# AIM
Return the records below from the line containing "Output the text content of this document." onward, exactly, through and including the last line.

□ □ □ □

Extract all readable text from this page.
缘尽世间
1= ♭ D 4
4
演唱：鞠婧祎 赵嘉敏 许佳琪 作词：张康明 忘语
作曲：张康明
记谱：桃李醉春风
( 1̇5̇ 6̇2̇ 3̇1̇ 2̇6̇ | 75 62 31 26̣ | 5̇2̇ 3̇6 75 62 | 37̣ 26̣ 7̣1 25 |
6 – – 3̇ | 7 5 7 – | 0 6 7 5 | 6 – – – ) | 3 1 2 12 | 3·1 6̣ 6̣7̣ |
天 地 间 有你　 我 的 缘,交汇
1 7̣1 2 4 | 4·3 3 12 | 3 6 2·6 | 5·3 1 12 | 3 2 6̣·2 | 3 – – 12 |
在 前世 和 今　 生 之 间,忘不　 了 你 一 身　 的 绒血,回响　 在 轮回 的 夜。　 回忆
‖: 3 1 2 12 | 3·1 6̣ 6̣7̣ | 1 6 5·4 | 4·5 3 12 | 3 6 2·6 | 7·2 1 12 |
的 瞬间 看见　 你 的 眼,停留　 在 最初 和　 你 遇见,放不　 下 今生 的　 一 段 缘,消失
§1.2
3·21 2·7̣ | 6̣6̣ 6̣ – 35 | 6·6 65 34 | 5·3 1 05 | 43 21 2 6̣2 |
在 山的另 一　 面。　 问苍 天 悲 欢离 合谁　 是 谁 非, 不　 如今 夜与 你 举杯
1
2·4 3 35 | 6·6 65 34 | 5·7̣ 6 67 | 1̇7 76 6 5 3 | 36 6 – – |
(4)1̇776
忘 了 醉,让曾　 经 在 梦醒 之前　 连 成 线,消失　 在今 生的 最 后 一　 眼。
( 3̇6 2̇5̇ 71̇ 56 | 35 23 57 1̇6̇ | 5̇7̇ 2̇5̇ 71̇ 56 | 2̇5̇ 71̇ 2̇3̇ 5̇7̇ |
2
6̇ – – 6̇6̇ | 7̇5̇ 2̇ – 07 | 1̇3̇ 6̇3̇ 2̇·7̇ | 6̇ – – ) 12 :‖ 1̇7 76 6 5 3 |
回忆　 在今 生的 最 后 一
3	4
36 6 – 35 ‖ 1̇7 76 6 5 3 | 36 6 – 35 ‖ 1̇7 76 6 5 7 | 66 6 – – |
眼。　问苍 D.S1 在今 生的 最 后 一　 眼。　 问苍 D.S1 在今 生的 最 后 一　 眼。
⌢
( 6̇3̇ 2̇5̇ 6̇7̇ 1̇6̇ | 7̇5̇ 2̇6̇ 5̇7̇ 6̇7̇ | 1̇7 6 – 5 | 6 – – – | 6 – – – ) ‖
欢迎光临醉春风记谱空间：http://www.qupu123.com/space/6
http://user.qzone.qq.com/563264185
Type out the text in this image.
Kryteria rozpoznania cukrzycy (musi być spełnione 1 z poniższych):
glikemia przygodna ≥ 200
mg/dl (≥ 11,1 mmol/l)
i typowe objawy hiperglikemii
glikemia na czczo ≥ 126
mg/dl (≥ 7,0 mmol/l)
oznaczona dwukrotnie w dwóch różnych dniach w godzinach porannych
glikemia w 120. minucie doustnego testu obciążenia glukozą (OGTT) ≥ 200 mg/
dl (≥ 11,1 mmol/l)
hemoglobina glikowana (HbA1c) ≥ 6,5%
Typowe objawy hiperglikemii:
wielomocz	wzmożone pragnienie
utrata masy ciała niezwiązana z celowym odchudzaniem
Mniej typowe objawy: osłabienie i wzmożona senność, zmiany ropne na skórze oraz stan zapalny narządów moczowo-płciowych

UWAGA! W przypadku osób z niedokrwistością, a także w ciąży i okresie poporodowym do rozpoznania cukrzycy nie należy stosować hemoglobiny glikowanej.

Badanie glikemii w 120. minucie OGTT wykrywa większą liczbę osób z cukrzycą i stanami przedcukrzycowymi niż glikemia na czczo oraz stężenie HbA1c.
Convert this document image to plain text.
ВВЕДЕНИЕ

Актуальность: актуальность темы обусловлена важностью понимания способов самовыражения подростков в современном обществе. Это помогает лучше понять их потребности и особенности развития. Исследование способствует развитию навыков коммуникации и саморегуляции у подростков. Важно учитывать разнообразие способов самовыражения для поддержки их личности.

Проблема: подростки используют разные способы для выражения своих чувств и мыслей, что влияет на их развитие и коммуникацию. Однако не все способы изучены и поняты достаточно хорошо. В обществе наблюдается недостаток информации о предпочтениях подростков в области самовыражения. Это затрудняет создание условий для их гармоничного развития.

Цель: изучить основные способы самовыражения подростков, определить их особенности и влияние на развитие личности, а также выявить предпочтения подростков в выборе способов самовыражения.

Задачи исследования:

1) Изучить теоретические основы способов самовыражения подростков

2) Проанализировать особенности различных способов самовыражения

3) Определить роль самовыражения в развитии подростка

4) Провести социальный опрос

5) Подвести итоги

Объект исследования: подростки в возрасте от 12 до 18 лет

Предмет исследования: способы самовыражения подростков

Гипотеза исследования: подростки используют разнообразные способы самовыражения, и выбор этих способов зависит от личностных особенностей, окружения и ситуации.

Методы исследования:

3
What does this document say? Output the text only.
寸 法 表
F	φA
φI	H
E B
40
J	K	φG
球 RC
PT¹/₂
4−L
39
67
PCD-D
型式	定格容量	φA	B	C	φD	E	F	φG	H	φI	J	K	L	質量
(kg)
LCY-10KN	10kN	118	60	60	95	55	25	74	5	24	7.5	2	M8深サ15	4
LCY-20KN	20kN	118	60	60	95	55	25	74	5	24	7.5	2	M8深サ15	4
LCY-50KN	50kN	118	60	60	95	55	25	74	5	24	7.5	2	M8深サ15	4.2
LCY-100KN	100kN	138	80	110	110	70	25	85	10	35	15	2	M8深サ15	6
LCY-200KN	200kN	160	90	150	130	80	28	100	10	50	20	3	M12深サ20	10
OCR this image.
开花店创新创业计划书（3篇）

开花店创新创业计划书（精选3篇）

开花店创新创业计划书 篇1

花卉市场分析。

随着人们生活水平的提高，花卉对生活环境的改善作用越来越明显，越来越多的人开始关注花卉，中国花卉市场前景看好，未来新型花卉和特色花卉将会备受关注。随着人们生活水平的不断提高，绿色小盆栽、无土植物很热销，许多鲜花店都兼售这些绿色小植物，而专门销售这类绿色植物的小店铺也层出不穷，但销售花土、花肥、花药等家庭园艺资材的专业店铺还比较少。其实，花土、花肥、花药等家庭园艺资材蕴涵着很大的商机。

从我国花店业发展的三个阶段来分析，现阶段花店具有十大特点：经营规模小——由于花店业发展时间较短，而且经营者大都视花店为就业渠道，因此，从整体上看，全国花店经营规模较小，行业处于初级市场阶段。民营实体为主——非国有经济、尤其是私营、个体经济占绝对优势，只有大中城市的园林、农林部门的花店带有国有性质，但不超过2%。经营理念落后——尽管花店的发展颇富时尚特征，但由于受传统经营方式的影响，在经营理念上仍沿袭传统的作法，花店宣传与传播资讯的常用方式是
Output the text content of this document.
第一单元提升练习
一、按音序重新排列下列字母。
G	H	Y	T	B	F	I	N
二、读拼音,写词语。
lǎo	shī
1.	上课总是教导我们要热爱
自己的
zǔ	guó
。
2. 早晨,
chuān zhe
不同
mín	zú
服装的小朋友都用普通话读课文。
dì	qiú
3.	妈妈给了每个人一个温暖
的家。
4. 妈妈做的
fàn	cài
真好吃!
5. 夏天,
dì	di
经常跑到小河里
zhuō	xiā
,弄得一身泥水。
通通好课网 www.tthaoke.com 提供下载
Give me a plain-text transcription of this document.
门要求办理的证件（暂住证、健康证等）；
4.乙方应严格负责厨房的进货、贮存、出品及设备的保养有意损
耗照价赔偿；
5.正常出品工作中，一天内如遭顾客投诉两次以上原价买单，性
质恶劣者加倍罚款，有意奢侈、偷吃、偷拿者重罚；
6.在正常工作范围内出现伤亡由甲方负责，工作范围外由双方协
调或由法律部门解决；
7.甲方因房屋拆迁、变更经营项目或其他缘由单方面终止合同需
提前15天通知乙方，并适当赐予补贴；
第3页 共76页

□ □ □ □

# THE SOLUTION
Output the text content of this document.
第一单元提升练习
一、按音序重新排列下列字母。
G	H	Y	T	B	F	I	N
二、读拼音,写词语。
lǎo	shī
1.	上课总是教导我们要热爱
自己的
zǔ	guó
。
2. 早晨,
chuān zhe
不同
mín	zú
服装的小朋友都用普通话读课文。
dì	qiú
3.	妈妈给了每个人一个温暖
的家。
4. 妈妈做的
fàn	cài
真好吃!
5. 夏天,
dì	di
经常跑到小河里
zhuō	xiā
,弄得一身泥水。
通通好课网 www.tthaoke.com 提供下载
Give me a plain-text transcription of this document.
门要求办理的证件（暂住证、健康证等）；
4.乙方应严格负责厨房的进货、贮存、出品及设备的保养有意损
耗照价赔偿；
5.正常出品工作中，一天内如遭顾客投诉两次以上原价买单，性
质恶劣者加倍罚款，有意奢侈、偷吃、偷拿者重罚；
6.在正常工作范围内出现伤亡由甲方负责，工作范围外由双方协
调或由法律部门解决；
7.甲方因房屋拆迁、变更经营项目或其他缘由单方面终止合同需
提前15天通知乙方，并适当赐予补贴；
第3页 共76页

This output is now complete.